OBJECTIVE
All the data should be repeated exactly. Any image in it is left out.

PROVIDED DATA
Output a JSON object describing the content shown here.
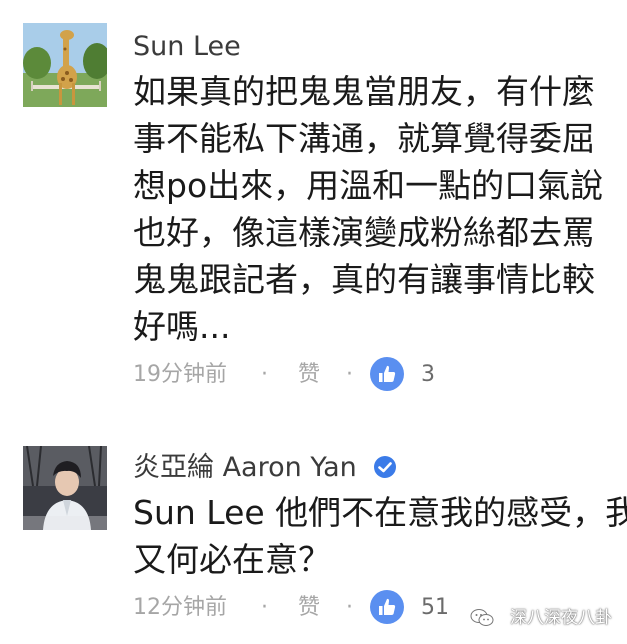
{
  "comments": [
    {
      "author": "Sun Lee",
      "body_lines": [
        "如果真的把鬼鬼當朋友，有什麼",
        "事不能私下溝通，就算覺得委屈",
        "想po出來，用溫和一點的口氣說",
        "也好，像這樣演變成粉絲都去罵",
        "鬼鬼跟記者，真的有讓事情比較",
        "好嗎..."
      ],
      "time": "19分钟前",
      "like_label": "赞",
      "like_count": "3",
      "avatar_icon": "giraffe-photo"
    },
    {
      "author": "炎亞綸 Aaron Yan",
      "verified_icon": "verified-check-icon",
      "mention": "Sun Lee",
      "body_line1_rest": " 他們不在意我的感受，我",
      "body_line2": "又何必在意？",
      "time": "12分钟前",
      "like_label": "赞",
      "like_count": "51",
      "avatar_icon": "person-photo"
    }
  ],
  "meta_separator": "·",
  "watermark": {
    "text": "深八深夜八卦",
    "icon": "wechat-logo-icon"
  },
  "colors": {
    "like_blue": "#5a8ff0",
    "verified_blue": "#3b7be8",
    "meta_gray": "#a6a6a6",
    "text": "#1a1a1a"
  }
}
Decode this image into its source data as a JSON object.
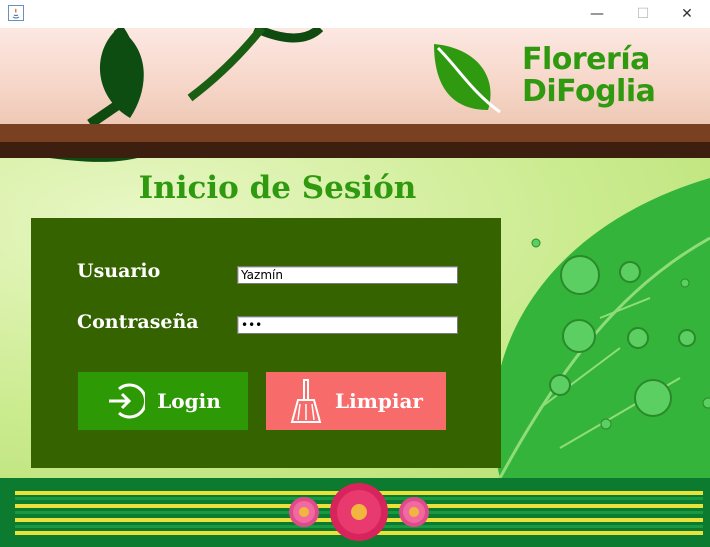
{
  "window": {
    "minimize_glyph": "—",
    "maximize_glyph": "☐",
    "close_glyph": "✕"
  },
  "brand": {
    "line1": "Florería",
    "line2": "DiFoglia",
    "color": "#2f9a0f"
  },
  "login": {
    "title": "Inicio de Sesión",
    "username_label": "Usuario",
    "username_value": "Yazmín",
    "password_label": "Contraseña",
    "password_value": "•••",
    "login_button": "Login",
    "clear_button": "Limpiar"
  },
  "colors": {
    "panel": "#346300",
    "login_button": "#2d9a05",
    "clear_button": "#f76b6b"
  }
}
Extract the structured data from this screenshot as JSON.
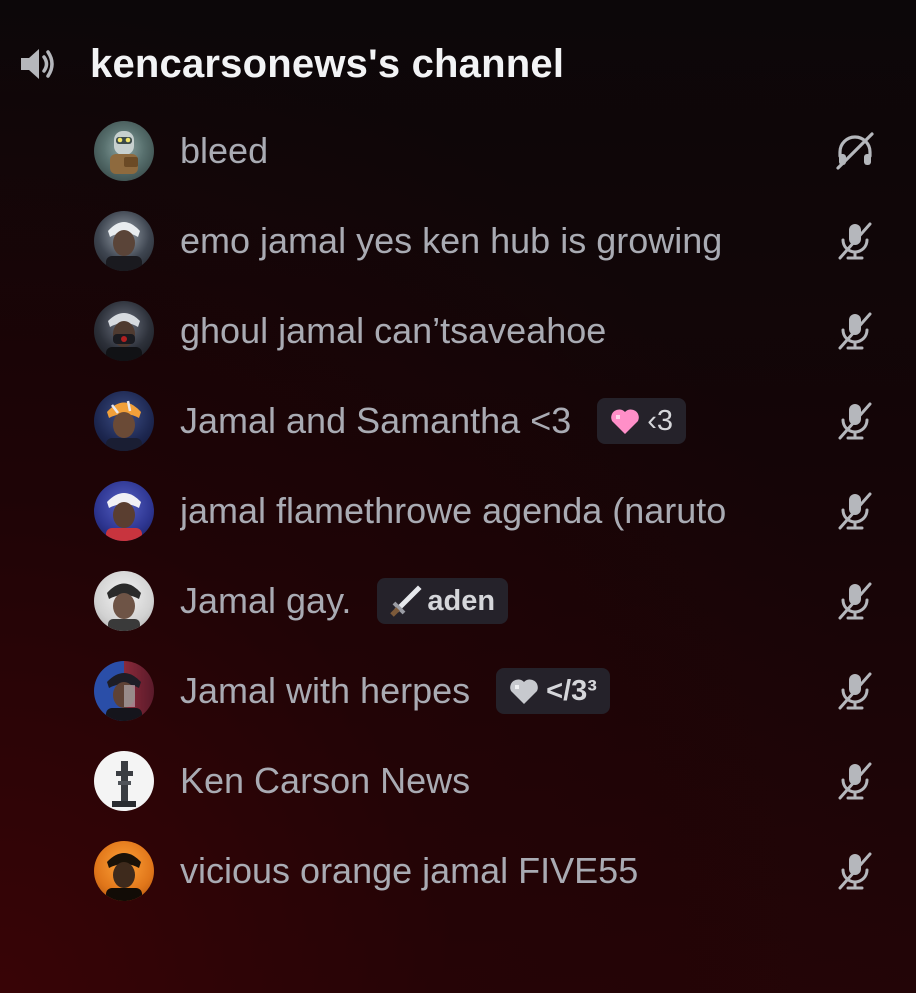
{
  "channel": {
    "name": "kencarsonews's channel",
    "icon": "speaker-icon"
  },
  "users": [
    {
      "name": "bleed",
      "avatar": "avatar-bleed",
      "status_icon": "deafened-icon"
    },
    {
      "name": "emo jamal yes ken hub is growing",
      "avatar": "avatar-emo-jamal",
      "status_icon": "muted-mic-icon"
    },
    {
      "name": "ghoul jamal can’tsaveahoe",
      "avatar": "avatar-ghoul-jamal",
      "status_icon": "muted-mic-icon"
    },
    {
      "name": "Jamal and Samantha <3",
      "avatar": "avatar-jamal-samantha",
      "status_icon": "muted-mic-icon",
      "tag": {
        "icon": "pink-heart-icon",
        "label": "‹3"
      }
    },
    {
      "name": "jamal flamethrowe agenda (naruto",
      "avatar": "avatar-jamal-flamethrowe",
      "status_icon": "muted-mic-icon"
    },
    {
      "name": "Jamal gay.",
      "avatar": "avatar-jamal-gay",
      "status_icon": "muted-mic-icon",
      "tag": {
        "icon": "sword-icon",
        "label": "aden"
      }
    },
    {
      "name": "Jamal with herpes",
      "avatar": "avatar-jamal-herpes",
      "status_icon": "muted-mic-icon",
      "tag": {
        "icon": "grey-heart-icon",
        "label": "</3³"
      }
    },
    {
      "name": "Ken Carson News",
      "avatar": "avatar-ken-carson-news",
      "status_icon": "muted-mic-icon"
    },
    {
      "name": "vicious orange jamal FIVE55",
      "avatar": "avatar-vicious-orange-jamal",
      "status_icon": "muted-mic-icon"
    }
  ],
  "colors": {
    "username": "#a9abb3",
    "channel_title": "#f2f3f5",
    "tag_background": "#25222a",
    "icon_grey": "#b5b7bc"
  }
}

RESULT
Output a JSON object describing the content shown here.
{
  "comments": [
    {
      "author": "Sun Lee",
      "body_lines": [
        "如果真的把鬼鬼當朋友，有什麼",
        "事不能私下溝通，就算覺得委屈",
        "想po出來，用溫和一點的口氣說",
        "也好，像這樣演變成粉絲都去罵",
        "鬼鬼跟記者，真的有讓事情比較",
        "好嗎..."
      ],
      "time": "19分钟前",
      "like_label": "赞",
      "like_count": "3",
      "avatar_icon": "giraffe-photo"
    },
    {
      "author": "炎亞綸 Aaron Yan",
      "verified_icon": "verified-check-icon",
      "mention": "Sun Lee",
      "body_line1_rest": " 他們不在意我的感受，我",
      "body_line2": "又何必在意？",
      "time": "12分钟前",
      "like_label": "赞",
      "like_count": "51",
      "avatar_icon": "person-photo"
    }
  ],
  "meta_separator": "·",
  "watermark": {
    "text": "深八深夜八卦",
    "icon": "wechat-logo-icon"
  },
  "colors": {
    "like_blue": "#5a8ff0",
    "verified_blue": "#3b7be8",
    "meta_gray": "#a6a6a6",
    "text": "#1a1a1a"
  }
}
Decode this image into its source data as a JSON object.
{
  "window": {
    "minimize_glyph": "—",
    "maximize_glyph": "☐",
    "close_glyph": "✕"
  },
  "brand": {
    "line1": "Florería",
    "line2": "DiFoglia",
    "color": "#2f9a0f"
  },
  "login": {
    "title": "Inicio de Sesión",
    "username_label": "Usuario",
    "username_value": "Yazmín",
    "password_label": "Contraseña",
    "password_value": "•••",
    "login_button": "Login",
    "clear_button": "Limpiar"
  },
  "colors": {
    "panel": "#346300",
    "login_button": "#2d9a05",
    "clear_button": "#f76b6b"
  }
}
Extract the structured data from this screenshot as JSON.
{
  "channel": {
    "name": "kencarsonews's channel",
    "icon": "speaker-icon"
  },
  "users": [
    {
      "name": "bleed",
      "avatar": "avatar-bleed",
      "status_icon": "deafened-icon"
    },
    {
      "name": "emo jamal yes ken hub is growing",
      "avatar": "avatar-emo-jamal",
      "status_icon": "muted-mic-icon"
    },
    {
      "name": "ghoul jamal can’tsaveahoe",
      "avatar": "avatar-ghoul-jamal",
      "status_icon": "muted-mic-icon"
    },
    {
      "name": "Jamal and Samantha <3",
      "avatar": "avatar-jamal-samantha",
      "status_icon": "muted-mic-icon",
      "tag": {
        "icon": "pink-heart-icon",
        "label": "‹3"
      }
    },
    {
      "name": "jamal flamethrowe agenda (naruto",
      "avatar": "avatar-jamal-flamethrowe",
      "status_icon": "muted-mic-icon"
    },
    {
      "name": "Jamal gay.",
      "avatar": "avatar-jamal-gay",
      "status_icon": "muted-mic-icon",
      "tag": {
        "icon": "sword-icon",
        "label": "aden"
      }
    },
    {
      "name": "Jamal with herpes",
      "avatar": "avatar-jamal-herpes",
      "status_icon": "muted-mic-icon",
      "tag": {
        "icon": "grey-heart-icon",
        "label": "</3³"
      }
    },
    {
      "name": "Ken Carson News",
      "avatar": "avatar-ken-carson-news",
      "status_icon": "muted-mic-icon"
    },
    {
      "name": "vicious orange jamal FIVE55",
      "avatar": "avatar-vicious-orange-jamal",
      "status_icon": "muted-mic-icon"
    }
  ],
  "colors": {
    "username": "#a9abb3",
    "channel_title": "#f2f3f5",
    "tag_background": "#25222a",
    "icon_grey": "#b5b7bc"
  }
}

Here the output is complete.